Dataset rows about figures:
___

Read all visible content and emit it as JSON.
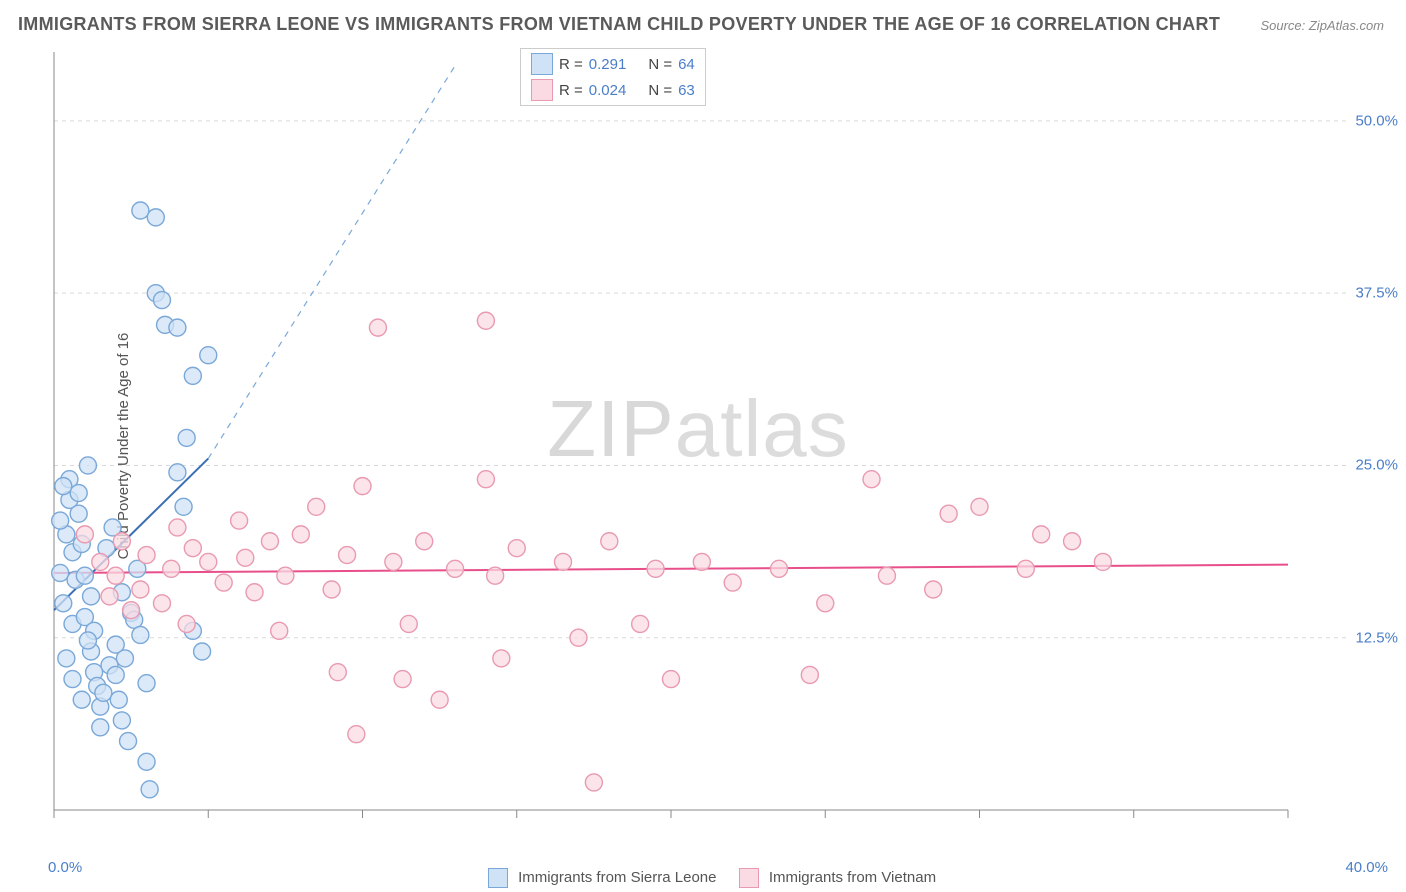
{
  "title": "IMMIGRANTS FROM SIERRA LEONE VS IMMIGRANTS FROM VIETNAM CHILD POVERTY UNDER THE AGE OF 16 CORRELATION CHART",
  "source": "Source: ZipAtlas.com",
  "ylabel": "Child Poverty Under the Age of 16",
  "watermark_a": "ZIP",
  "watermark_b": "atlas",
  "xlim": [
    0,
    40
  ],
  "ylim": [
    0,
    55
  ],
  "x_ticks": [
    0,
    10,
    20,
    30,
    40
  ],
  "x_minor": [
    5,
    15,
    25,
    35
  ],
  "y_ticks": [
    12.5,
    25.0,
    37.5,
    50.0
  ],
  "x_tick_labels": {
    "left": "0.0%",
    "right": "40.0%"
  },
  "y_tick_labels": [
    "12.5%",
    "25.0%",
    "37.5%",
    "50.0%"
  ],
  "grid_color": "#d9d9d9",
  "axis_color": "#888888",
  "background_color": "#ffffff",
  "series": [
    {
      "name": "Immigrants from Sierra Leone",
      "point_fill": "#cfe2f6",
      "point_stroke": "#7aa8d8",
      "line_color": "#3b6fb5",
      "r_value": "0.291",
      "n_value": "64",
      "trend": {
        "x1": 0,
        "y1": 14.5,
        "x2": 5,
        "y2": 25.5,
        "dash_to_x": 13,
        "dash_to_y": 54
      },
      "points": [
        [
          0.2,
          17.2
        ],
        [
          0.3,
          15.0
        ],
        [
          0.4,
          20.0
        ],
        [
          0.5,
          22.5
        ],
        [
          0.5,
          24.0
        ],
        [
          0.6,
          18.7
        ],
        [
          0.6,
          13.5
        ],
        [
          0.7,
          16.7
        ],
        [
          0.8,
          21.5
        ],
        [
          0.8,
          23.0
        ],
        [
          0.9,
          19.3
        ],
        [
          1.0,
          17.0
        ],
        [
          1.0,
          14.0
        ],
        [
          1.1,
          25.0
        ],
        [
          1.2,
          15.5
        ],
        [
          1.2,
          11.5
        ],
        [
          1.3,
          10.0
        ],
        [
          1.3,
          13.0
        ],
        [
          1.4,
          9.0
        ],
        [
          1.5,
          7.5
        ],
        [
          1.5,
          6.0
        ],
        [
          1.6,
          8.5
        ],
        [
          1.8,
          10.5
        ],
        [
          2.0,
          9.8
        ],
        [
          2.0,
          12.0
        ],
        [
          2.1,
          8.0
        ],
        [
          2.2,
          6.5
        ],
        [
          2.3,
          11.0
        ],
        [
          2.4,
          5.0
        ],
        [
          2.5,
          14.3
        ],
        [
          2.6,
          13.8
        ],
        [
          2.8,
          12.7
        ],
        [
          3.0,
          9.2
        ],
        [
          3.0,
          3.5
        ],
        [
          3.1,
          1.5
        ],
        [
          3.3,
          37.5
        ],
        [
          3.5,
          37.0
        ],
        [
          3.6,
          35.2
        ],
        [
          4.0,
          35.0
        ],
        [
          4.0,
          24.5
        ],
        [
          4.2,
          22.0
        ],
        [
          4.3,
          27.0
        ],
        [
          2.8,
          43.5
        ],
        [
          3.3,
          43.0
        ],
        [
          4.5,
          13.0
        ],
        [
          4.5,
          31.5
        ],
        [
          5.0,
          33.0
        ],
        [
          4.8,
          11.5
        ],
        [
          1.7,
          19.0
        ],
        [
          1.9,
          20.5
        ],
        [
          0.4,
          11.0
        ],
        [
          0.6,
          9.5
        ],
        [
          0.9,
          8.0
        ],
        [
          2.2,
          15.8
        ],
        [
          2.7,
          17.5
        ],
        [
          1.1,
          12.3
        ],
        [
          0.3,
          23.5
        ],
        [
          0.2,
          21.0
        ]
      ]
    },
    {
      "name": "Immigrants from Vietnam",
      "point_fill": "#fadbe3",
      "point_stroke": "#e99ab0",
      "line_color": "#e84f8a",
      "r_value": "0.024",
      "n_value": "63",
      "trend": {
        "x1": 0,
        "y1": 17.2,
        "x2": 40,
        "y2": 17.8
      },
      "points": [
        [
          1.0,
          20.0
        ],
        [
          1.5,
          18.0
        ],
        [
          1.8,
          15.5
        ],
        [
          2.0,
          17.0
        ],
        [
          2.2,
          19.5
        ],
        [
          2.5,
          14.5
        ],
        [
          2.8,
          16.0
        ],
        [
          3.0,
          18.5
        ],
        [
          3.5,
          15.0
        ],
        [
          3.8,
          17.5
        ],
        [
          4.0,
          20.5
        ],
        [
          4.3,
          13.5
        ],
        [
          4.5,
          19.0
        ],
        [
          5.0,
          18.0
        ],
        [
          5.5,
          16.5
        ],
        [
          6.0,
          21.0
        ],
        [
          6.2,
          18.3
        ],
        [
          6.5,
          15.8
        ],
        [
          7.0,
          19.5
        ],
        [
          7.3,
          13.0
        ],
        [
          7.5,
          17.0
        ],
        [
          8.0,
          20.0
        ],
        [
          8.5,
          22.0
        ],
        [
          9.0,
          16.0
        ],
        [
          9.2,
          10.0
        ],
        [
          9.5,
          18.5
        ],
        [
          9.8,
          5.5
        ],
        [
          10.0,
          23.5
        ],
        [
          10.5,
          35.0
        ],
        [
          11.0,
          18.0
        ],
        [
          11.3,
          9.5
        ],
        [
          11.5,
          13.5
        ],
        [
          12.0,
          19.5
        ],
        [
          12.5,
          8.0
        ],
        [
          13.0,
          17.5
        ],
        [
          14.0,
          35.5
        ],
        [
          14.0,
          24.0
        ],
        [
          14.3,
          17.0
        ],
        [
          14.5,
          11.0
        ],
        [
          15.0,
          19.0
        ],
        [
          16.5,
          18.0
        ],
        [
          17.0,
          12.5
        ],
        [
          17.5,
          2.0
        ],
        [
          18.0,
          19.5
        ],
        [
          19.0,
          13.5
        ],
        [
          19.5,
          17.5
        ],
        [
          20.0,
          9.5
        ],
        [
          21.0,
          18.0
        ],
        [
          22.0,
          16.5
        ],
        [
          23.5,
          17.5
        ],
        [
          24.5,
          9.8
        ],
        [
          25.0,
          15.0
        ],
        [
          26.5,
          24.0
        ],
        [
          27.0,
          17.0
        ],
        [
          28.5,
          16.0
        ],
        [
          29.0,
          21.5
        ],
        [
          30.0,
          22.0
        ],
        [
          31.5,
          17.5
        ],
        [
          32.0,
          20.0
        ],
        [
          33.0,
          19.5
        ],
        [
          34.0,
          18.0
        ]
      ]
    }
  ],
  "marker_radius": 8.5,
  "marker_stroke_width": 1.4,
  "trend_width": 2.0,
  "legend_labels": {
    "r_prefix": "R  =",
    "n_prefix": "N  ="
  }
}
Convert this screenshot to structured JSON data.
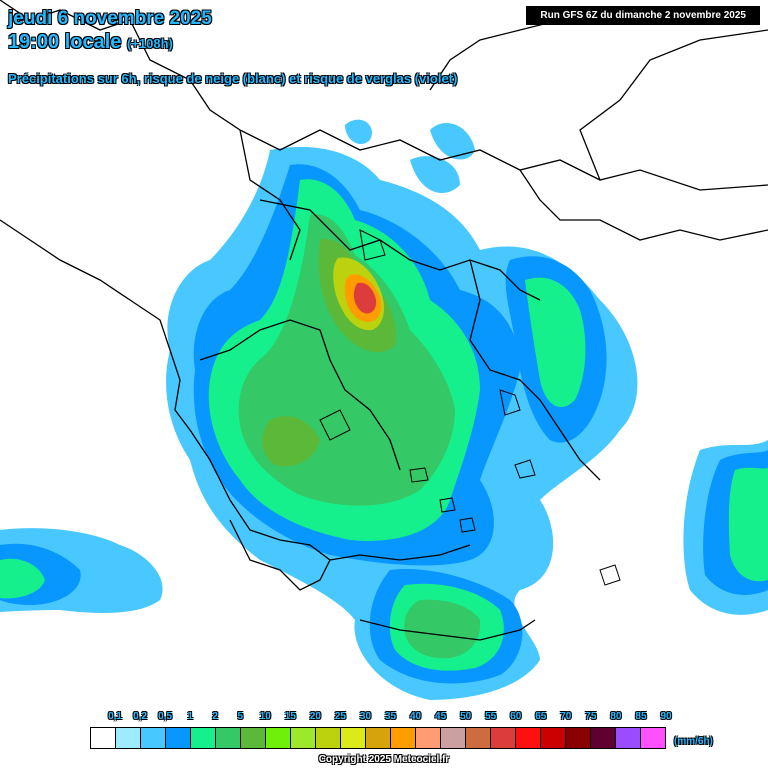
{
  "header": {
    "date": "jeudi 6 novembre 2025",
    "time": "19:00 locale",
    "lead": "(+108h)",
    "subtitle": "Précipitations sur 6h, risque de neige (blanc) et risque de verglas (violet)",
    "run": "Run GFS 6Z du dimanche 2 novembre 2025"
  },
  "legend": {
    "ticks": [
      "0,1",
      "0,2",
      "0,5",
      "1",
      "2",
      "5",
      "10",
      "15",
      "20",
      "25",
      "30",
      "35",
      "40",
      "45",
      "50",
      "55",
      "60",
      "65",
      "70",
      "75",
      "80",
      "85",
      "90"
    ],
    "colors": [
      "#ffffff",
      "#9eeaff",
      "#48c8ff",
      "#0896ff",
      "#16f08c",
      "#34c866",
      "#5cb838",
      "#6ef00a",
      "#9ce82a",
      "#bcd20e",
      "#dcea1a",
      "#d6a40a",
      "#ff9c00",
      "#ff9c74",
      "#cca0a0",
      "#cc6c40",
      "#dc3c3c",
      "#ff1010",
      "#cc0000",
      "#880000",
      "#600030",
      "#9a4cff",
      "#ff50ff"
    ],
    "unit": "(mm/6h)"
  },
  "copyright": "Copyright 2025 Meteociel.fr",
  "map": {
    "region": "Balkans / Greece / Aegean / western Turkey",
    "precip_colors": {
      "light_blue": "#48c8ff",
      "blue": "#0896ff",
      "cyan_green": "#16f08c",
      "green": "#34c866",
      "olive": "#5cb838",
      "yellow_green": "#bcd20e",
      "orange": "#ff9c00",
      "red": "#dc3c3c"
    }
  }
}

___

Without the pictures, retype exactly the lines from the one that holds "Convert this screenshot" to the last line of the data above, both of them included.

Worked answer:
Convert this screenshot to structured JSON data.
{
  "header": {
    "date": "jeudi 6 novembre 2025",
    "time": "19:00 locale",
    "lead": "(+108h)",
    "subtitle": "Précipitations sur 6h, risque de neige (blanc) et risque de verglas (violet)",
    "run": "Run GFS 6Z du dimanche 2 novembre 2025"
  },
  "legend": {
    "ticks": [
      "0,1",
      "0,2",
      "0,5",
      "1",
      "2",
      "5",
      "10",
      "15",
      "20",
      "25",
      "30",
      "35",
      "40",
      "45",
      "50",
      "55",
      "60",
      "65",
      "70",
      "75",
      "80",
      "85",
      "90"
    ],
    "colors": [
      "#ffffff",
      "#9eeaff",
      "#48c8ff",
      "#0896ff",
      "#16f08c",
      "#34c866",
      "#5cb838",
      "#6ef00a",
      "#9ce82a",
      "#bcd20e",
      "#dcea1a",
      "#d6a40a",
      "#ff9c00",
      "#ff9c74",
      "#cca0a0",
      "#cc6c40",
      "#dc3c3c",
      "#ff1010",
      "#cc0000",
      "#880000",
      "#600030",
      "#9a4cff",
      "#ff50ff"
    ],
    "unit": "(mm/6h)"
  },
  "copyright": "Copyright 2025 Meteociel.fr",
  "map": {
    "region": "Balkans / Greece / Aegean / western Turkey",
    "precip_colors": {
      "light_blue": "#48c8ff",
      "blue": "#0896ff",
      "cyan_green": "#16f08c",
      "green": "#34c866",
      "olive": "#5cb838",
      "yellow_green": "#bcd20e",
      "orange": "#ff9c00",
      "red": "#dc3c3c"
    }
  }
}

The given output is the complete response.